WHAT TO WORK ON:
Reproduce every one of the rows below without changing anything.

— START ENTRIES SUPPLIED —

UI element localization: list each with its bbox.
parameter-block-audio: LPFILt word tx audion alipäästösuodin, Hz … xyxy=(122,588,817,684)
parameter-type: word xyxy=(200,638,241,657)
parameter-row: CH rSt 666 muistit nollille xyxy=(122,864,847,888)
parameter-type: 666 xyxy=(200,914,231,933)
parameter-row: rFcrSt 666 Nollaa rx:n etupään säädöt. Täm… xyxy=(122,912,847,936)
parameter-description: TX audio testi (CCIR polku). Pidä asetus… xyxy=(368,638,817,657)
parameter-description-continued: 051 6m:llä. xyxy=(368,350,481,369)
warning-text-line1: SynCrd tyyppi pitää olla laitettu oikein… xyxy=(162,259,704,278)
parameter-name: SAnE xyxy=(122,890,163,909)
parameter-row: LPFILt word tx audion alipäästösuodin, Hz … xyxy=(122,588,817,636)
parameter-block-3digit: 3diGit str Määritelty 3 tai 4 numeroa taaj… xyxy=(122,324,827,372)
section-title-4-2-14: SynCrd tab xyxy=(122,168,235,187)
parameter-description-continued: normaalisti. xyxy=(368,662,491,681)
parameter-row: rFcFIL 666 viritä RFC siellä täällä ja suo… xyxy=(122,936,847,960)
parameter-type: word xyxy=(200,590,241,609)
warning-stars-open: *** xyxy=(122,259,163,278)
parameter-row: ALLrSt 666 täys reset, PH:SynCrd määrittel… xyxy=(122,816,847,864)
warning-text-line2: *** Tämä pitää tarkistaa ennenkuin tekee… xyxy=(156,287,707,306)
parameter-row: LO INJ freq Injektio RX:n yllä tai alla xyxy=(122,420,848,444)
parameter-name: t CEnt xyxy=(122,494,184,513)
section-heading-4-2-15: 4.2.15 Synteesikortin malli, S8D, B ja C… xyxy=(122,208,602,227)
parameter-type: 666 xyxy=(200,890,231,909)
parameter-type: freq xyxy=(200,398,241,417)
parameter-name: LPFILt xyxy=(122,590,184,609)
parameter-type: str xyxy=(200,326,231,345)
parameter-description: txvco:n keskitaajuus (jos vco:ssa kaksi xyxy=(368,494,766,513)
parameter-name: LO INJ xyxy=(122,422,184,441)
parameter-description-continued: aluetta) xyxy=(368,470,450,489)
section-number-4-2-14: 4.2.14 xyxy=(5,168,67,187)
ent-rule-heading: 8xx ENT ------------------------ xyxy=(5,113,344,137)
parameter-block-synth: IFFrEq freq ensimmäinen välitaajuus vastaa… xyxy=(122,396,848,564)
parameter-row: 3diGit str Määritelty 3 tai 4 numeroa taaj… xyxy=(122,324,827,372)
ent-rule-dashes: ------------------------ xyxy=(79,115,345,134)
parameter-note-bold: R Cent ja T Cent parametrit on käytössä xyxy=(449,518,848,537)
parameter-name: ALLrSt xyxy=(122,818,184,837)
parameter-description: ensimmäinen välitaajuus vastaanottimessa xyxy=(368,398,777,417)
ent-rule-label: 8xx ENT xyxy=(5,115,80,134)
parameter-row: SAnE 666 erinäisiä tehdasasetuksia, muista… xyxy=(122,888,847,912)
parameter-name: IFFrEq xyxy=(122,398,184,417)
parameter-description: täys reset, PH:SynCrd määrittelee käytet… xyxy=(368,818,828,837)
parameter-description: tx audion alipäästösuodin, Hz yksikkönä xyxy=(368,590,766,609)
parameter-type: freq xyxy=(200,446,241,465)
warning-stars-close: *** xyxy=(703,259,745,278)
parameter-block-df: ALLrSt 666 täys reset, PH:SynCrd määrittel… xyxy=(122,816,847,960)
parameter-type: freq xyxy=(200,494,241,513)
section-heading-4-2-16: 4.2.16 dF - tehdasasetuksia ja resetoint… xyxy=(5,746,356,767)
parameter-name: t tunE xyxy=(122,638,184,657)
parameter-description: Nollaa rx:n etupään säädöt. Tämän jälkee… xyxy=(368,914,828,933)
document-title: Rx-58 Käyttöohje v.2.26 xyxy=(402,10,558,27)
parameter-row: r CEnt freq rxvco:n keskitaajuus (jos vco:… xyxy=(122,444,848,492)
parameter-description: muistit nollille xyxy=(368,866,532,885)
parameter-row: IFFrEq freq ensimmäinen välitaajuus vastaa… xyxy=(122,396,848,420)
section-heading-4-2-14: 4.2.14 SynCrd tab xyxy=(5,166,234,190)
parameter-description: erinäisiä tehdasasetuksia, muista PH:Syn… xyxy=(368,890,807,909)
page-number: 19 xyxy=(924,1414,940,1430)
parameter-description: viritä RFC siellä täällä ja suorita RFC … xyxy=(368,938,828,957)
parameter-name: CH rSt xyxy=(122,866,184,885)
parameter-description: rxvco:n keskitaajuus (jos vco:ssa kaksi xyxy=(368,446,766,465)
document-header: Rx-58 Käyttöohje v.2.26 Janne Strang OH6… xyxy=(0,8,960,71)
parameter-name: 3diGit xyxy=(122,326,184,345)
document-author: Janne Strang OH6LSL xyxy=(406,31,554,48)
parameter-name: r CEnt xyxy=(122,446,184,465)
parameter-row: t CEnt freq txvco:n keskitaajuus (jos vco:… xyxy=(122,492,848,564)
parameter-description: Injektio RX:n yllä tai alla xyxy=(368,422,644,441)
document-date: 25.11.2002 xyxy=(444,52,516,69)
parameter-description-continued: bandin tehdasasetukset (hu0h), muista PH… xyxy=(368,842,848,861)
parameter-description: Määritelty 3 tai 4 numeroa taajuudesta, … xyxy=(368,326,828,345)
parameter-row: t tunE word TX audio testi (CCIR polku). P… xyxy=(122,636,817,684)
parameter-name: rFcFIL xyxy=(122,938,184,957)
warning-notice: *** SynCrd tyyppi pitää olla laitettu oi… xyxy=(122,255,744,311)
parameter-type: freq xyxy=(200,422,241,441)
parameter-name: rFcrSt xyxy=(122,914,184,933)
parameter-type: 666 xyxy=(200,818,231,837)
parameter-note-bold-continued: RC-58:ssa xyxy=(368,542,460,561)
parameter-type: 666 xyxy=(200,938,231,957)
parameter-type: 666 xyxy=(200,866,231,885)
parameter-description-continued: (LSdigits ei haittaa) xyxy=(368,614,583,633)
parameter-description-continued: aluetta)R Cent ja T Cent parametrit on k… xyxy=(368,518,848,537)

— END ENTRIES SUPPLIED —

WRITTEN RESPONSE:
UI element localization: list each with its bbox.
parameter-block-audio: LPFILt word tx audion alipäästösuodin, Hz … xyxy=(122,588,817,684)
parameter-type: word xyxy=(200,638,241,657)
parameter-row: CH rSt 666 muistit nollille xyxy=(122,864,847,888)
parameter-type: 666 xyxy=(200,914,231,933)
parameter-row: rFcrSt 666 Nollaa rx:n etupään säädöt. Täm… xyxy=(122,912,847,936)
parameter-description: TX audio testi (CCIR polku). Pidä asetus… xyxy=(368,638,817,657)
parameter-description-continued: 051 6m:llä. xyxy=(368,350,481,369)
warning-text-line1: SynCrd tyyppi pitää olla laitettu oikein… xyxy=(162,259,704,278)
parameter-name: SAnE xyxy=(122,890,163,909)
parameter-row: LPFILt word tx audion alipäästösuodin, Hz … xyxy=(122,588,817,636)
parameter-block-3digit: 3diGit str Määritelty 3 tai 4 numeroa taaj… xyxy=(122,324,827,372)
section-title-4-2-14: SynCrd tab xyxy=(122,168,235,187)
parameter-description-continued: normaalisti. xyxy=(368,662,491,681)
parameter-row: rFcFIL 666 viritä RFC siellä täällä ja suo… xyxy=(122,936,847,960)
parameter-type: word xyxy=(200,590,241,609)
warning-stars-open: *** xyxy=(122,259,163,278)
parameter-row: ALLrSt 666 täys reset, PH:SynCrd määrittel… xyxy=(122,816,847,864)
warning-text-line2: *** Tämä pitää tarkistaa ennenkuin tekee… xyxy=(156,287,707,306)
parameter-row: LO INJ freq Injektio RX:n yllä tai alla xyxy=(122,420,848,444)
parameter-name: t CEnt xyxy=(122,494,184,513)
section-heading-4-2-15: 4.2.15 Synteesikortin malli, S8D, B ja C… xyxy=(122,208,602,227)
parameter-type: 666 xyxy=(200,890,231,909)
parameter-type: freq xyxy=(200,398,241,417)
parameter-name: LPFILt xyxy=(122,590,184,609)
parameter-type: str xyxy=(200,326,231,345)
parameter-description: txvco:n keskitaajuus (jos vco:ssa kaksi xyxy=(368,494,766,513)
parameter-name: LO INJ xyxy=(122,422,184,441)
parameter-description-continued: aluetta) xyxy=(368,470,450,489)
section-number-4-2-14: 4.2.14 xyxy=(5,168,67,187)
ent-rule-heading: 8xx ENT ------------------------ xyxy=(5,113,344,137)
parameter-block-synth: IFFrEq freq ensimmäinen välitaajuus vastaa… xyxy=(122,396,848,564)
parameter-row: 3diGit str Määritelty 3 tai 4 numeroa taaj… xyxy=(122,324,827,372)
ent-rule-dashes: ------------------------ xyxy=(79,115,345,134)
parameter-note-bold: R Cent ja T Cent parametrit on käytössä xyxy=(449,518,848,537)
parameter-name: ALLrSt xyxy=(122,818,184,837)
parameter-description: ensimmäinen välitaajuus vastaanottimessa xyxy=(368,398,777,417)
ent-rule-label: 8xx ENT xyxy=(5,115,80,134)
parameter-row: SAnE 666 erinäisiä tehdasasetuksia, muista… xyxy=(122,888,847,912)
parameter-name: IFFrEq xyxy=(122,398,184,417)
parameter-description: täys reset, PH:SynCrd määrittelee käytet… xyxy=(368,818,828,837)
parameter-description: tx audion alipäästösuodin, Hz yksikkönä xyxy=(368,590,766,609)
parameter-type: freq xyxy=(200,446,241,465)
warning-stars-close: *** xyxy=(703,259,745,278)
parameter-block-df: ALLrSt 666 täys reset, PH:SynCrd määrittel… xyxy=(122,816,847,960)
parameter-type: freq xyxy=(200,494,241,513)
section-heading-4-2-16: 4.2.16 dF - tehdasasetuksia ja resetoint… xyxy=(5,746,356,767)
parameter-name: t tunE xyxy=(122,638,184,657)
parameter-description: Nollaa rx:n etupään säädöt. Tämän jälkee… xyxy=(368,914,828,933)
document-title: Rx-58 Käyttöohje v.2.26 xyxy=(402,10,558,27)
parameter-row: r CEnt freq rxvco:n keskitaajuus (jos vco:… xyxy=(122,444,848,492)
parameter-description: muistit nollille xyxy=(368,866,532,885)
parameter-row: IFFrEq freq ensimmäinen välitaajuus vastaa… xyxy=(122,396,848,420)
section-heading-4-2-14: 4.2.14 SynCrd tab xyxy=(5,166,234,190)
parameter-description: erinäisiä tehdasasetuksia, muista PH:Syn… xyxy=(368,890,807,909)
page-number: 19 xyxy=(924,1414,940,1430)
parameter-description: viritä RFC siellä täällä ja suorita RFC … xyxy=(368,938,828,957)
parameter-name: CH rSt xyxy=(122,866,184,885)
parameter-description: rxvco:n keskitaajuus (jos vco:ssa kaksi xyxy=(368,446,766,465)
document-header: Rx-58 Käyttöohje v.2.26 Janne Strang OH6… xyxy=(0,8,960,71)
parameter-name: 3diGit xyxy=(122,326,184,345)
document-author: Janne Strang OH6LSL xyxy=(406,31,554,48)
parameter-name: r CEnt xyxy=(122,446,184,465)
parameter-row: t CEnt freq txvco:n keskitaajuus (jos vco:… xyxy=(122,492,848,564)
parameter-description: Injektio RX:n yllä tai alla xyxy=(368,422,644,441)
document-date: 25.11.2002 xyxy=(444,52,516,69)
parameter-description-continued: bandin tehdasasetukset (hu0h), muista PH… xyxy=(368,842,848,861)
parameter-description: Määritelty 3 tai 4 numeroa taajuudesta, … xyxy=(368,326,828,345)
parameter-row: t tunE word TX audio testi (CCIR polku). P… xyxy=(122,636,817,684)
parameter-name: rFcFIL xyxy=(122,938,184,957)
warning-notice: *** SynCrd tyyppi pitää olla laitettu oi… xyxy=(122,255,744,311)
parameter-type: freq xyxy=(200,422,241,441)
parameter-name: rFcrSt xyxy=(122,914,184,933)
parameter-type: 666 xyxy=(200,818,231,837)
parameter-note-bold-continued: RC-58:ssa xyxy=(368,542,460,561)
parameter-type: 666 xyxy=(200,938,231,957)
parameter-type: 666 xyxy=(200,866,231,885)
parameter-description-continued: (LSdigits ei haittaa) xyxy=(368,614,583,633)
parameter-description-continued: aluetta)R Cent ja T Cent parametrit on k… xyxy=(368,518,848,537)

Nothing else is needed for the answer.